# Exercise directions:
From the entries that follow, pick out all lines holding "this".

=======

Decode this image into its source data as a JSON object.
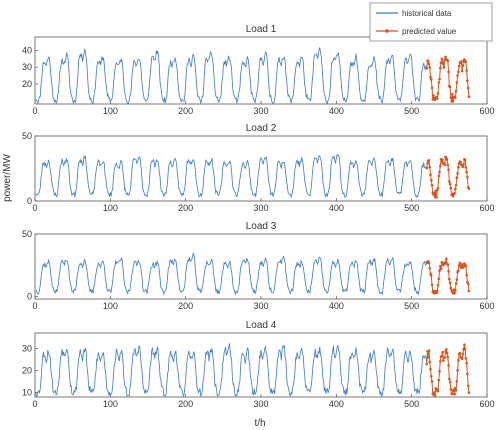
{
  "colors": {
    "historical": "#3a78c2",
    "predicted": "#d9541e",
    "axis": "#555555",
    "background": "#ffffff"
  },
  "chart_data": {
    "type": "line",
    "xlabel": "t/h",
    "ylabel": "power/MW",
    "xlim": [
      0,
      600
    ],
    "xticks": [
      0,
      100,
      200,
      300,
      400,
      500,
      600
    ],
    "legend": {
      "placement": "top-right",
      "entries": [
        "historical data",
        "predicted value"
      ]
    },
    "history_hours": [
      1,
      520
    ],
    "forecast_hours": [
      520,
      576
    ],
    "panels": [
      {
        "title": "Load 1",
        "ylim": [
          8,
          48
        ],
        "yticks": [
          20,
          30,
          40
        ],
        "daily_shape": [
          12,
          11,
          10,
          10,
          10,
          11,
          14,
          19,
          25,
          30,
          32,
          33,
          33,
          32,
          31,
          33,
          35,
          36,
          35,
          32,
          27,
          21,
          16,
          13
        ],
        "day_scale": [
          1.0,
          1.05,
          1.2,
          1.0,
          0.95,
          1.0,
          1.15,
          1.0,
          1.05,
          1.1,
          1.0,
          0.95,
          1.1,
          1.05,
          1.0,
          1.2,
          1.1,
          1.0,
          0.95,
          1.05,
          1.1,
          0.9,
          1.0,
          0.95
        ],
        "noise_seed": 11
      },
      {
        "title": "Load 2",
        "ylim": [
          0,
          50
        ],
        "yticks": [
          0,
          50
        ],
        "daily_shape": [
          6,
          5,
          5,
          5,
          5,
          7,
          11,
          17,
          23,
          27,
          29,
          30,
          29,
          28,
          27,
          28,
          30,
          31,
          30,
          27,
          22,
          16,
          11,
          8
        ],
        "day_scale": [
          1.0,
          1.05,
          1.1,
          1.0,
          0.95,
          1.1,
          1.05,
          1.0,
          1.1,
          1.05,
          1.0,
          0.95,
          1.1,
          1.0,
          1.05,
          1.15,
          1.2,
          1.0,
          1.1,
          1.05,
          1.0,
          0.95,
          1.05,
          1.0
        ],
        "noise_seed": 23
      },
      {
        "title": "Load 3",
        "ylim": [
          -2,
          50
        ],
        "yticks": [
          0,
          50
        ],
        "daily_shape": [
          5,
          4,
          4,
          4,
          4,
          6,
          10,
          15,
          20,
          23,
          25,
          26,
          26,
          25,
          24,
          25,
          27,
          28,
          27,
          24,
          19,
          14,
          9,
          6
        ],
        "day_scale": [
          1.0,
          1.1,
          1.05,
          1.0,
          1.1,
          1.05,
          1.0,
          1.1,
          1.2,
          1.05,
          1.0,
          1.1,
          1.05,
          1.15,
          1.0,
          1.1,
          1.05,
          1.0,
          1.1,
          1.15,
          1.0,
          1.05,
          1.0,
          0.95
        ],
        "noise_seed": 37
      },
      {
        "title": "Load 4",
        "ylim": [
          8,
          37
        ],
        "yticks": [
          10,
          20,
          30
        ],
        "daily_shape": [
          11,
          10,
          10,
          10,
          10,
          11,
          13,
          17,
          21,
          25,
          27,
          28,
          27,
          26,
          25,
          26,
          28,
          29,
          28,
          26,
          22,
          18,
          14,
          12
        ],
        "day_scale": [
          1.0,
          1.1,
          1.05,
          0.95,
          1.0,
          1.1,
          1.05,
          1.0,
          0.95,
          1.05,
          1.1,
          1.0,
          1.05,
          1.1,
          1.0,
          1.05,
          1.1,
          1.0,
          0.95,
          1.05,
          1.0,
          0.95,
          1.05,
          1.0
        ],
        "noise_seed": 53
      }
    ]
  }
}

=======

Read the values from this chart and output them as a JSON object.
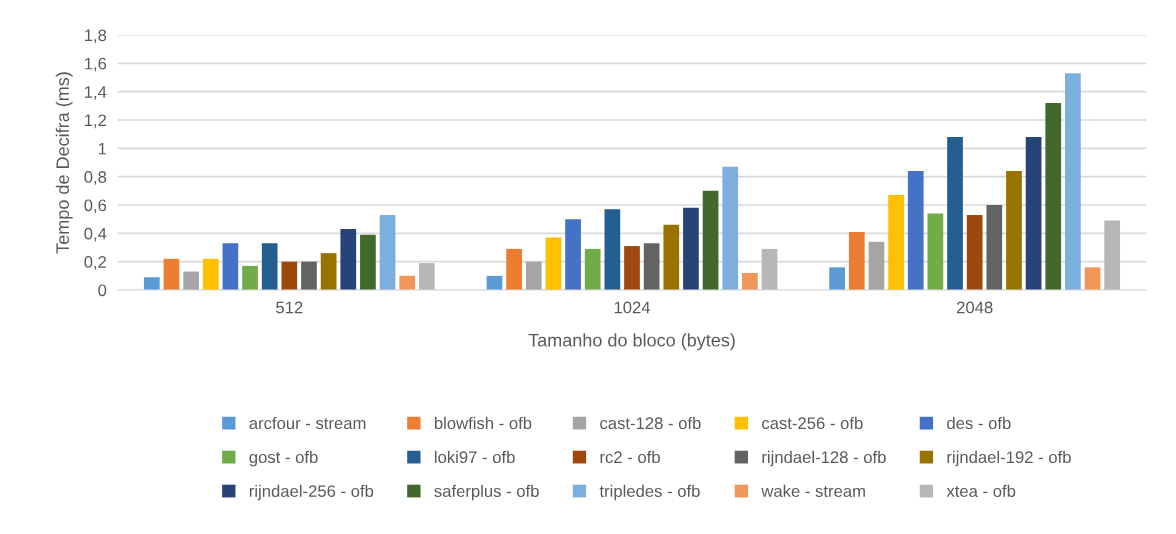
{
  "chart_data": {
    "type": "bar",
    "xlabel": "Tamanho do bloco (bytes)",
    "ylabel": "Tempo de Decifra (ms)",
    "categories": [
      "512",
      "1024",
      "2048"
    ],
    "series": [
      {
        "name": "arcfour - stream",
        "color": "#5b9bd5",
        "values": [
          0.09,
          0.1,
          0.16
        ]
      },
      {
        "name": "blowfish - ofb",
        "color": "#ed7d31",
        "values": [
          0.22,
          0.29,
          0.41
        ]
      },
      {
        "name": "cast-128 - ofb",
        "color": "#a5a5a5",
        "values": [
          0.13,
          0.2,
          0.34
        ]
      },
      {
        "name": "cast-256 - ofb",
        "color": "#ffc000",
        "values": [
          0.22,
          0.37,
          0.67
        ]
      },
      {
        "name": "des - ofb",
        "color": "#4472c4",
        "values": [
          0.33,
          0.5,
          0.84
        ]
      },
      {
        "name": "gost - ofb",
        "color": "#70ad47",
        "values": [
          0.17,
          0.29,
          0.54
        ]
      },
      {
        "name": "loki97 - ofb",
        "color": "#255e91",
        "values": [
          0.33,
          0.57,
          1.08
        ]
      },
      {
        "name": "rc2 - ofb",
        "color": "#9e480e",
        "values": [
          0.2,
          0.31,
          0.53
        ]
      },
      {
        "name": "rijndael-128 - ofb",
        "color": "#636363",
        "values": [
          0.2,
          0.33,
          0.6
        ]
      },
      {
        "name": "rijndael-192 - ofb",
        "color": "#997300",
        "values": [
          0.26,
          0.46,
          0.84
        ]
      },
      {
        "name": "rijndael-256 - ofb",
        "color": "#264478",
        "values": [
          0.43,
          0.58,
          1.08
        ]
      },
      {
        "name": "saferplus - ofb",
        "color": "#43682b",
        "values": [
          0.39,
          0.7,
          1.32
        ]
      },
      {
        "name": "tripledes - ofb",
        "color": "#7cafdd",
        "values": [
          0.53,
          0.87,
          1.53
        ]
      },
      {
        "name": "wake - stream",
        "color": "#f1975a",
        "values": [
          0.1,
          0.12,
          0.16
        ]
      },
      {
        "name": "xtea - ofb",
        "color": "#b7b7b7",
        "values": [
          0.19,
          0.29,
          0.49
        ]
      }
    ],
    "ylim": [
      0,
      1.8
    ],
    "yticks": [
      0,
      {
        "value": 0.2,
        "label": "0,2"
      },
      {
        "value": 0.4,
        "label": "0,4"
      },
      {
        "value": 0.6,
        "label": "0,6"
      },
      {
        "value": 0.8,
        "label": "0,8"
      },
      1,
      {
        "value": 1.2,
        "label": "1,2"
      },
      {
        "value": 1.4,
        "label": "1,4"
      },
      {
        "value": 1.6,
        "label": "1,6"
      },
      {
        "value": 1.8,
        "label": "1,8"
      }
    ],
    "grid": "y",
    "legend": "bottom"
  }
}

=======

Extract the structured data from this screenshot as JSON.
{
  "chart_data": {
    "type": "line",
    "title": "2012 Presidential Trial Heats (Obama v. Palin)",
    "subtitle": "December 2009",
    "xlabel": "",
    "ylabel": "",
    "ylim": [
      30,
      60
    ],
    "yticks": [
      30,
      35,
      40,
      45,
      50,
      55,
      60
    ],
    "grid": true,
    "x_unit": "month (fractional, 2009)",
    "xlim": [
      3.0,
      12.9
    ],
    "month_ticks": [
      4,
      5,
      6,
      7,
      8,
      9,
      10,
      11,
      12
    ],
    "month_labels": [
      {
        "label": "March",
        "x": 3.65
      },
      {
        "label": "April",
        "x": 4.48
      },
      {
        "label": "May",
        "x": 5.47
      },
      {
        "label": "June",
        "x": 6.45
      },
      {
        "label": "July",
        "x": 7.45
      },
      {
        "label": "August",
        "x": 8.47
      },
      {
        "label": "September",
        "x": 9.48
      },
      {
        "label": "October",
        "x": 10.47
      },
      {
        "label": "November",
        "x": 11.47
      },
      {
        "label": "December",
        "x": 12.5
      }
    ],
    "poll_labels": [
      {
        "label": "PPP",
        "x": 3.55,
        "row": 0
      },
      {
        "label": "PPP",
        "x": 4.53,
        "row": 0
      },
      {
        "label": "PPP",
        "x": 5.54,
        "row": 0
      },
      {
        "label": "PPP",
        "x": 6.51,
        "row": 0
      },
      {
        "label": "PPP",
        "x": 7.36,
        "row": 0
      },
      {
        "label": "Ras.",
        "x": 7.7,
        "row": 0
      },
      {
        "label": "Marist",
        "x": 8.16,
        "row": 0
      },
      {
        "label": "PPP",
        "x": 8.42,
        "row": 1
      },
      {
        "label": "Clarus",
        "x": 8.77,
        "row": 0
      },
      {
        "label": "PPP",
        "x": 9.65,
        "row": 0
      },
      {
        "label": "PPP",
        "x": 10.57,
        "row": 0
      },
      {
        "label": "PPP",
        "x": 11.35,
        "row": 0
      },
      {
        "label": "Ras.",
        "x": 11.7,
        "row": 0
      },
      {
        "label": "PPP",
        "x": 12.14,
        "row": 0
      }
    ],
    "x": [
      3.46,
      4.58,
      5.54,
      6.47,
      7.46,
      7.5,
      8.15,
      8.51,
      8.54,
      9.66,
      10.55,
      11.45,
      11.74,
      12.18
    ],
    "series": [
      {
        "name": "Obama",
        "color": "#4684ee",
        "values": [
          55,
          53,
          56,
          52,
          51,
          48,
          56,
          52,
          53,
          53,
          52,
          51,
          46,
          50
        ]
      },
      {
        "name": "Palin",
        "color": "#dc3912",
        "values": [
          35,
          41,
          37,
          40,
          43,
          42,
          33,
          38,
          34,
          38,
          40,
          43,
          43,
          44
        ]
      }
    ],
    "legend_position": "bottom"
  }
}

=======

# Exercise solution:
Decode this image into its source data as a JSON object.
Read the values from this chart and output them as a JSON object.
Extract the structured data from this screenshot as JSON.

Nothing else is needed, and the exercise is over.